» WORK TO DO
List the records from the first line through the line containing "- logo-text: InterScience: [936, 1610, 1044, 1630]", inclusive, as a numbered list with blank lines omitted.
#####
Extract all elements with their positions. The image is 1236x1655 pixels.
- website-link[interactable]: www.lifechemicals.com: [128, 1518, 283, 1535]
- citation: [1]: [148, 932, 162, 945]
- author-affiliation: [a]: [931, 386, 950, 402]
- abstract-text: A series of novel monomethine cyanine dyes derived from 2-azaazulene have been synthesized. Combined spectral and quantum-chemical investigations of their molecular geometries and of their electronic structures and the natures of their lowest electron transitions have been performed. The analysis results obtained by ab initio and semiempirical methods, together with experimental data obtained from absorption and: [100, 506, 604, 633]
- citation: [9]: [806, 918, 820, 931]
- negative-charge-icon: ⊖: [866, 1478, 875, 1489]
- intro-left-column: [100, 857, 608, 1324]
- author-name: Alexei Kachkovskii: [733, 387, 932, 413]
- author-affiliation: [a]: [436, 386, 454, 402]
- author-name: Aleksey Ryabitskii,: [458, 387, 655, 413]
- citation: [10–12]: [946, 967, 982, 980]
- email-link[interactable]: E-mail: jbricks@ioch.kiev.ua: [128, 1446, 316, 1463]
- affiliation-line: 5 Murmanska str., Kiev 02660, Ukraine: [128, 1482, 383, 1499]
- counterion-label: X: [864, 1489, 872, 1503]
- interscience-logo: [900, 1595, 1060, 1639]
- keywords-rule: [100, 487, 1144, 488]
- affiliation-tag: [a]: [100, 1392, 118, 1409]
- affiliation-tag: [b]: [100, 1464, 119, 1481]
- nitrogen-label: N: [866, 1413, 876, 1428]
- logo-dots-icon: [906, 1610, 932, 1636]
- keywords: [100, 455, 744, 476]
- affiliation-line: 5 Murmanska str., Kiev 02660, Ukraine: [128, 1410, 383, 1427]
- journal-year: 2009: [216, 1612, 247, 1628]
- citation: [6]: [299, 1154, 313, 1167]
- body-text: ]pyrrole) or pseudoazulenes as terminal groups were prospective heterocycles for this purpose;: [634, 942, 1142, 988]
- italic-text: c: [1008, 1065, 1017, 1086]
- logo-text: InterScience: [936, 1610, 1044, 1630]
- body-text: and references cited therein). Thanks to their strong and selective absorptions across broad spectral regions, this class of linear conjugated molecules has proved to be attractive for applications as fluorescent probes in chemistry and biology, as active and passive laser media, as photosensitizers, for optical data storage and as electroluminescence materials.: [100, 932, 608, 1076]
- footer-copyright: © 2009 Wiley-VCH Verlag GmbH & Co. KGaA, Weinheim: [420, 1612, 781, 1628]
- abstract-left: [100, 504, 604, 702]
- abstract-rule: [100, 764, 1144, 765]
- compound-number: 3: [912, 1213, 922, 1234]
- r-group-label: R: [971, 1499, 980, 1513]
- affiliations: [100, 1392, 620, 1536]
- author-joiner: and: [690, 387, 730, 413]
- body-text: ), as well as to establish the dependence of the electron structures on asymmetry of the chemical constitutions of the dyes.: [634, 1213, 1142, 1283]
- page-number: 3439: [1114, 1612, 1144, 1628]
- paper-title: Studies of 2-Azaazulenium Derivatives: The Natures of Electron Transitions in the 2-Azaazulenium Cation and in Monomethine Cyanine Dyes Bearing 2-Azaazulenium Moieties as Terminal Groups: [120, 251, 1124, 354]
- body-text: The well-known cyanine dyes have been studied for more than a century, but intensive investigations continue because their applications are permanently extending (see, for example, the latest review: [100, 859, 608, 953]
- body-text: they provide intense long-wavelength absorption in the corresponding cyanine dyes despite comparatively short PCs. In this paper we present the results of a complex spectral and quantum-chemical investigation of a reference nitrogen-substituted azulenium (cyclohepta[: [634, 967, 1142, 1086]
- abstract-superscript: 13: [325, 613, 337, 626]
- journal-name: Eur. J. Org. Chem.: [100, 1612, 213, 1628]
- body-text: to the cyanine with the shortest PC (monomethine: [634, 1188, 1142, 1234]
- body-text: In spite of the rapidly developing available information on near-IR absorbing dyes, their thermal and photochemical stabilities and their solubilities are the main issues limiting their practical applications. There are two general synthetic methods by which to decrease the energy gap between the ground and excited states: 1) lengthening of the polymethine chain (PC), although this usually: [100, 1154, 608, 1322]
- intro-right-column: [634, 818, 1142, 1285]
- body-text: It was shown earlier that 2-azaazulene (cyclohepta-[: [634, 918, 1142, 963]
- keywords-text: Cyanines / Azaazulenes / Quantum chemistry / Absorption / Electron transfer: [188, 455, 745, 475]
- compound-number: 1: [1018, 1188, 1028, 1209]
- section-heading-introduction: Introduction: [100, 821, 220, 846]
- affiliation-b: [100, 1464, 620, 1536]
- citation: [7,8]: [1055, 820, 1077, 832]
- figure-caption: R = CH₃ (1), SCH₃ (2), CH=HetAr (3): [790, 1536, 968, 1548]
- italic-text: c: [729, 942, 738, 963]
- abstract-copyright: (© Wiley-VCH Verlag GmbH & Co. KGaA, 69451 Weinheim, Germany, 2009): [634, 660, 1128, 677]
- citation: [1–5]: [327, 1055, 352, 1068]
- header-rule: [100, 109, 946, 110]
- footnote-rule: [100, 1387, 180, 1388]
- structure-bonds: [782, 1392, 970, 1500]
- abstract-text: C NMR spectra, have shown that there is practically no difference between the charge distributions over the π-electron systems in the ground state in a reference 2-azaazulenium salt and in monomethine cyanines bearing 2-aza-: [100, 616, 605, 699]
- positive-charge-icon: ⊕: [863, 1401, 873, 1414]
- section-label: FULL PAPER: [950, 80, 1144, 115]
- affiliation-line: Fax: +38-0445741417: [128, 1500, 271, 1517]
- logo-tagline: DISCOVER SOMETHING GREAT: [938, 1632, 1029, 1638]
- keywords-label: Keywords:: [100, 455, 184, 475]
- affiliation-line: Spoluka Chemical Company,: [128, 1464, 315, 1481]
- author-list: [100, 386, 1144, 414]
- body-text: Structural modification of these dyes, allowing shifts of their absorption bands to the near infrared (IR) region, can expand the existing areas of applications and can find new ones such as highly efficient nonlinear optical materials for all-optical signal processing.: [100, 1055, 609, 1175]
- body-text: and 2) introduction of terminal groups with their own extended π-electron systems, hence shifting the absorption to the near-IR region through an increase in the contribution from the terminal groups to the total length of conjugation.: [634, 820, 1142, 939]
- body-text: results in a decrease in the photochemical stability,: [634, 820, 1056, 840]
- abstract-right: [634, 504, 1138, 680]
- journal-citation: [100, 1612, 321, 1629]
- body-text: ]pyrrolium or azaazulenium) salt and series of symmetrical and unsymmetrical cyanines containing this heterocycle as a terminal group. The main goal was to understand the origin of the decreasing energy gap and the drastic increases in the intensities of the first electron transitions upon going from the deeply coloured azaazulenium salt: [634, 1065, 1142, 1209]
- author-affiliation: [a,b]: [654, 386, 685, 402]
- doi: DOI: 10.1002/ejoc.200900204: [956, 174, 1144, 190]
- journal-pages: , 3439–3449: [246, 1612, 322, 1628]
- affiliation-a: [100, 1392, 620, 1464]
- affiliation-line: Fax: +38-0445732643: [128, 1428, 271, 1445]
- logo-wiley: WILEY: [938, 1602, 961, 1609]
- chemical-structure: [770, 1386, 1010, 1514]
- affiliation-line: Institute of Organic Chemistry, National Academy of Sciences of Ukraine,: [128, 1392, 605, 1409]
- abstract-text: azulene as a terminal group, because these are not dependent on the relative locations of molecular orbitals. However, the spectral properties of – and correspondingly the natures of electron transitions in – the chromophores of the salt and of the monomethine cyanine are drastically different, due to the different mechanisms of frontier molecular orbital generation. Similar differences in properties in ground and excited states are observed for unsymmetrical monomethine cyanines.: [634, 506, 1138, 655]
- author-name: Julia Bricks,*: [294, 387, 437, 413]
#####
» RIGHT ANSWER
1. Extract all elements with their positions. The image is 1236x1655 pixels.
2. - website-link[interactable]: www.lifechemicals.com: [128, 1518, 283, 1535]
3. - citation: [1]: [148, 932, 162, 945]
4. - author-affiliation: [a]: [931, 386, 950, 402]
5. - abstract-text: A series of novel monomethine cyanine dyes derived from 2-azaazulene have been synthesized. Combined spectral and quantum-chemical investigations of their molecular geometries and of their electronic structures and the natures of their lowest electron transitions have been performed. The analysis results obtained by ab initio and semiempirical methods, together with experimental data obtained from absorption and: [100, 506, 604, 633]
6. - citation: [9]: [806, 918, 820, 931]
7. - negative-charge-icon: ⊖: [866, 1478, 875, 1489]
8. - intro-left-column: [100, 857, 608, 1324]
9. - author-name: Alexei Kachkovskii: [733, 387, 932, 413]
10. - author-affiliation: [a]: [436, 386, 454, 402]
11. - author-name: Aleksey Ryabitskii,: [458, 387, 655, 413]
12. - citation: [10–12]: [946, 967, 982, 980]
13. - email-link[interactable]: E-mail: jbricks@ioch.kiev.ua: [128, 1446, 316, 1463]
14. - affiliation-line: 5 Murmanska str., Kiev 02660, Ukraine: [128, 1482, 383, 1499]
15. - counterion-label: X: [864, 1489, 872, 1503]
16. - interscience-logo: [900, 1595, 1060, 1639]
17. - keywords-rule: [100, 487, 1144, 488]
18. - affiliation-tag: [a]: [100, 1392, 118, 1409]
19. - affiliation-tag: [b]: [100, 1464, 119, 1481]
20. - nitrogen-label: N: [866, 1413, 876, 1428]
21. - logo-dots-icon: [906, 1610, 932, 1636]
22. - keywords: [100, 455, 744, 476]
23. - affiliation-line: 5 Murmanska str., Kiev 02660, Ukraine: [128, 1410, 383, 1427]
24. - journal-year: 2009: [216, 1612, 247, 1628]
25. - citation: [6]: [299, 1154, 313, 1167]
26. - body-text: ]pyrrole) or pseudoazulenes as terminal groups were prospective heterocycles for this purpose;: [634, 942, 1142, 988]
27. - italic-text: c: [1008, 1065, 1017, 1086]
28. - logo-text: InterScience: [936, 1610, 1044, 1630]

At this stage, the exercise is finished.